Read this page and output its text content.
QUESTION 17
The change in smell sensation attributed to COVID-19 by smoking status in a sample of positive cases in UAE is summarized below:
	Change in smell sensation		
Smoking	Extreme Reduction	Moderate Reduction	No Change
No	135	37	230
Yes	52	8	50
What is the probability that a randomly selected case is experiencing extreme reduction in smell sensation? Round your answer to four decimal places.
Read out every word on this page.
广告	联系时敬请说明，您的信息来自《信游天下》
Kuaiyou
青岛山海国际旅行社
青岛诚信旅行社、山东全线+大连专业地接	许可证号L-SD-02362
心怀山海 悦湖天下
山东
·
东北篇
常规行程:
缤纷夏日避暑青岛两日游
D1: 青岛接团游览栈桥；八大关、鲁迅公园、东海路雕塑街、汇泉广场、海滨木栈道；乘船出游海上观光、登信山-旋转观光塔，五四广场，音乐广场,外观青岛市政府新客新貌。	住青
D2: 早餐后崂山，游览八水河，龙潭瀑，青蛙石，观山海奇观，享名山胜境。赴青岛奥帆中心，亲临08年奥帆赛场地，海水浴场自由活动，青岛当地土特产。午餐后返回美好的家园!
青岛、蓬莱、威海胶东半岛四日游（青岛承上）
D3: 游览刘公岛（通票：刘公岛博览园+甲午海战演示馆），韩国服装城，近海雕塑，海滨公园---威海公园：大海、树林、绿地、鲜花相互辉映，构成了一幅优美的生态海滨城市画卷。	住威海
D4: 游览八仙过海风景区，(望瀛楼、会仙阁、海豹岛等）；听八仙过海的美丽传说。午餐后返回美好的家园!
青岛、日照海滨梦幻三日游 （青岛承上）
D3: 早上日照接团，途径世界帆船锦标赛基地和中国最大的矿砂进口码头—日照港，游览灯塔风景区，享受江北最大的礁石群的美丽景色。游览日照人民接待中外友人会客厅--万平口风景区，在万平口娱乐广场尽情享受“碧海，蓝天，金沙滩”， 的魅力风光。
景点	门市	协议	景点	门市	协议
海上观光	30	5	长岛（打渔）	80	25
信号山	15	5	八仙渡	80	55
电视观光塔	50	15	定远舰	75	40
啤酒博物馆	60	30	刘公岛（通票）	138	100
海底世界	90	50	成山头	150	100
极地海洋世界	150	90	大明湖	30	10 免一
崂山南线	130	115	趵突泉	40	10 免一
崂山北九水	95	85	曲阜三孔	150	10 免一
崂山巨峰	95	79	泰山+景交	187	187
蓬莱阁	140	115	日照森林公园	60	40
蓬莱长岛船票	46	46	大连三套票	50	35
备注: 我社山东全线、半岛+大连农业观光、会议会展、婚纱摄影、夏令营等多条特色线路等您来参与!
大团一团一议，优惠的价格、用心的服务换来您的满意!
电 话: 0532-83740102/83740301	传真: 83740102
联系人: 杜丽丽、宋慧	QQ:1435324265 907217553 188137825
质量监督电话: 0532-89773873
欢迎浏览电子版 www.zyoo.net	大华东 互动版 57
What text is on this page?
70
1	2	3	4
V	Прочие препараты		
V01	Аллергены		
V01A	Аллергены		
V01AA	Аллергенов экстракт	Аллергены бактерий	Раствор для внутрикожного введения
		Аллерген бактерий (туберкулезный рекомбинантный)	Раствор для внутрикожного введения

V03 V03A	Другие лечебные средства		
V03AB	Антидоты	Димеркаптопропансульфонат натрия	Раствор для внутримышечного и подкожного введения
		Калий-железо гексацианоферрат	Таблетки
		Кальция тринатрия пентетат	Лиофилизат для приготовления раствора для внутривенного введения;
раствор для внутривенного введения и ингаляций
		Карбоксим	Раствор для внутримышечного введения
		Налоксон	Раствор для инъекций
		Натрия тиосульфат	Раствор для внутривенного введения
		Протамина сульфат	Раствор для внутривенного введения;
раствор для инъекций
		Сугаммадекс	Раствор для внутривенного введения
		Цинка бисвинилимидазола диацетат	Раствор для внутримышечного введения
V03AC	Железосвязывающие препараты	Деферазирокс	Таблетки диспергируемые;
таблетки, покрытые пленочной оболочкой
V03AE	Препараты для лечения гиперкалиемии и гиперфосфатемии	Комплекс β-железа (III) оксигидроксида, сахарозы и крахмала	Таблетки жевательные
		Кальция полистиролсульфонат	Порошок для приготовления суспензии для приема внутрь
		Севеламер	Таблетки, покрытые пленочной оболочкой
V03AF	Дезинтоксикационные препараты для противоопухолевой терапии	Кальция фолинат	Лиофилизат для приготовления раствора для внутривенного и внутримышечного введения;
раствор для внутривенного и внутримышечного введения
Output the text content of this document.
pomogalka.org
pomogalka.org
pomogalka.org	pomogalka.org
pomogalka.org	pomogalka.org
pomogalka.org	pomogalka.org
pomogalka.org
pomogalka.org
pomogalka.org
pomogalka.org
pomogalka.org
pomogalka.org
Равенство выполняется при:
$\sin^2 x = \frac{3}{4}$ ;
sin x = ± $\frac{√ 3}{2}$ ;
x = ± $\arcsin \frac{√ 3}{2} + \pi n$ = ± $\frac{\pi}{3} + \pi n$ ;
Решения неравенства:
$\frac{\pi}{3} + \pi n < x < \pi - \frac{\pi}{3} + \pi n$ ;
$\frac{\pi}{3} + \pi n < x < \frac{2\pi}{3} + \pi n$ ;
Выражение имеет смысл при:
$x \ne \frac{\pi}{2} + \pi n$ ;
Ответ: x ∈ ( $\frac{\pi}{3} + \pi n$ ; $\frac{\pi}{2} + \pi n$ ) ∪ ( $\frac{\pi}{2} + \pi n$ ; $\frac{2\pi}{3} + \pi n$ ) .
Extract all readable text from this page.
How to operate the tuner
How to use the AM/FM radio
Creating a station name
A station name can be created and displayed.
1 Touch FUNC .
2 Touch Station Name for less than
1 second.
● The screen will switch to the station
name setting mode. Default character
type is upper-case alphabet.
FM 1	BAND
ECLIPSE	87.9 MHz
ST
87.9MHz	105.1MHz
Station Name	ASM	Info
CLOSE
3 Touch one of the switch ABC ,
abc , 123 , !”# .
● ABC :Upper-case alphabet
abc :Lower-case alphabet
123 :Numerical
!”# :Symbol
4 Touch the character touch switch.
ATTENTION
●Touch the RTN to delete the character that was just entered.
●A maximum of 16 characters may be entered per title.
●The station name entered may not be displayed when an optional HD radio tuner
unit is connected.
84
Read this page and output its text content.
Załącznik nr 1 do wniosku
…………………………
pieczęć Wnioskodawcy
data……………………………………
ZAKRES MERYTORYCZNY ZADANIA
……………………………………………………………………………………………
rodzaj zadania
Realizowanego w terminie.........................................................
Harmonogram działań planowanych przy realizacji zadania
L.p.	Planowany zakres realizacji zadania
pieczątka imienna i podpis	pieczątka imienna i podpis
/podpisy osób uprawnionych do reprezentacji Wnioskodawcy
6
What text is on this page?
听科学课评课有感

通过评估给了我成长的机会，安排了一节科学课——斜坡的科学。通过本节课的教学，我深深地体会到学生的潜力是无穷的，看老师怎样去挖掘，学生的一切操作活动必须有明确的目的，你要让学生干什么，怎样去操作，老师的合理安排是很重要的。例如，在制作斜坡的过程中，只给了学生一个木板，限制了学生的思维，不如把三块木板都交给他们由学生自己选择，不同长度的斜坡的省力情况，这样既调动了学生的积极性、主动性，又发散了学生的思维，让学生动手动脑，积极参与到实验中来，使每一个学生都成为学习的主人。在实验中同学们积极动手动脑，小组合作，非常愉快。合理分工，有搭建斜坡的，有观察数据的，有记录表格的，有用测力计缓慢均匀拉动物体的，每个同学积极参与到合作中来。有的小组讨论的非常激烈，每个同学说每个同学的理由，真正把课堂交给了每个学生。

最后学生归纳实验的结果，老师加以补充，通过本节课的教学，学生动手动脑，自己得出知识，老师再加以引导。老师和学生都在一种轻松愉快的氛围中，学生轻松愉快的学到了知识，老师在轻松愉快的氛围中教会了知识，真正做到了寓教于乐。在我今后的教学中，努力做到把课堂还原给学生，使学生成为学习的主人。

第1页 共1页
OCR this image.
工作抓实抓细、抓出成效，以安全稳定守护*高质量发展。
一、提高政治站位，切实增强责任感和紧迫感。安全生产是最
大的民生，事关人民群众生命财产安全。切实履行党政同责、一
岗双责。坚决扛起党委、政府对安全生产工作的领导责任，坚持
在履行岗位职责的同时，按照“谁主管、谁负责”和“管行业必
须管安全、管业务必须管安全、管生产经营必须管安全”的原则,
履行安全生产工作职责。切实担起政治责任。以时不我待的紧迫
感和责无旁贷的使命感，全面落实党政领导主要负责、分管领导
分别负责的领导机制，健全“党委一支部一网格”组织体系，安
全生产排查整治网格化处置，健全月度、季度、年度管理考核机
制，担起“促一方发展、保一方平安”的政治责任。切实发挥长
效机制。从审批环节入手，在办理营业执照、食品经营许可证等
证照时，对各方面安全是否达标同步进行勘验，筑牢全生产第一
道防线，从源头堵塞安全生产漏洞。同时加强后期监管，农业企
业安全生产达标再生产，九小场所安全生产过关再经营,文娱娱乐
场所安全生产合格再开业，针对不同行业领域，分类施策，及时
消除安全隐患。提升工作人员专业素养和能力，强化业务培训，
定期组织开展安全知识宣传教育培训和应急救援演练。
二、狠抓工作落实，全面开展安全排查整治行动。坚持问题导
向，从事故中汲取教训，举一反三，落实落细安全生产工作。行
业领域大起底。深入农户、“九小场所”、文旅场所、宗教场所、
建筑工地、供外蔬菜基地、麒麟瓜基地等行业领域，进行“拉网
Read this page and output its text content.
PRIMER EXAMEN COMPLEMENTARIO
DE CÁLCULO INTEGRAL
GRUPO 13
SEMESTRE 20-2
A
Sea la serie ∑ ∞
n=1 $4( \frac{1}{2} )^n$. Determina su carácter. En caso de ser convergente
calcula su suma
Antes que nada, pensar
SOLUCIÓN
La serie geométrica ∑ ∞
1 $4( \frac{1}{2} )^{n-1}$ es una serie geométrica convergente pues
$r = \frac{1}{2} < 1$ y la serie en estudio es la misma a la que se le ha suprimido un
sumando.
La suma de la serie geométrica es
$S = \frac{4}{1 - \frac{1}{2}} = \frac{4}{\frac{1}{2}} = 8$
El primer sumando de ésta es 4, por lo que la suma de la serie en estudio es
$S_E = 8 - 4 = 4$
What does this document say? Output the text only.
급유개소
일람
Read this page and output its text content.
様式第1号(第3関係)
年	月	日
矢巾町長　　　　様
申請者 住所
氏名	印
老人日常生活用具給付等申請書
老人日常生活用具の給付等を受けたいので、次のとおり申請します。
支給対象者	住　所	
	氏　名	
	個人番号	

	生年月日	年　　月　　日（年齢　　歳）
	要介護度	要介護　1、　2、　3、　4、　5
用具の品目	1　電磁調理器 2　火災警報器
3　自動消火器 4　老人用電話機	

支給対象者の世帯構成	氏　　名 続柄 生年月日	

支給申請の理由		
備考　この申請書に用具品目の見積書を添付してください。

### What you are asked to do
Determine the number of lines in these entries that contain the word "Аллергены", and write only that number.

### Right answer
3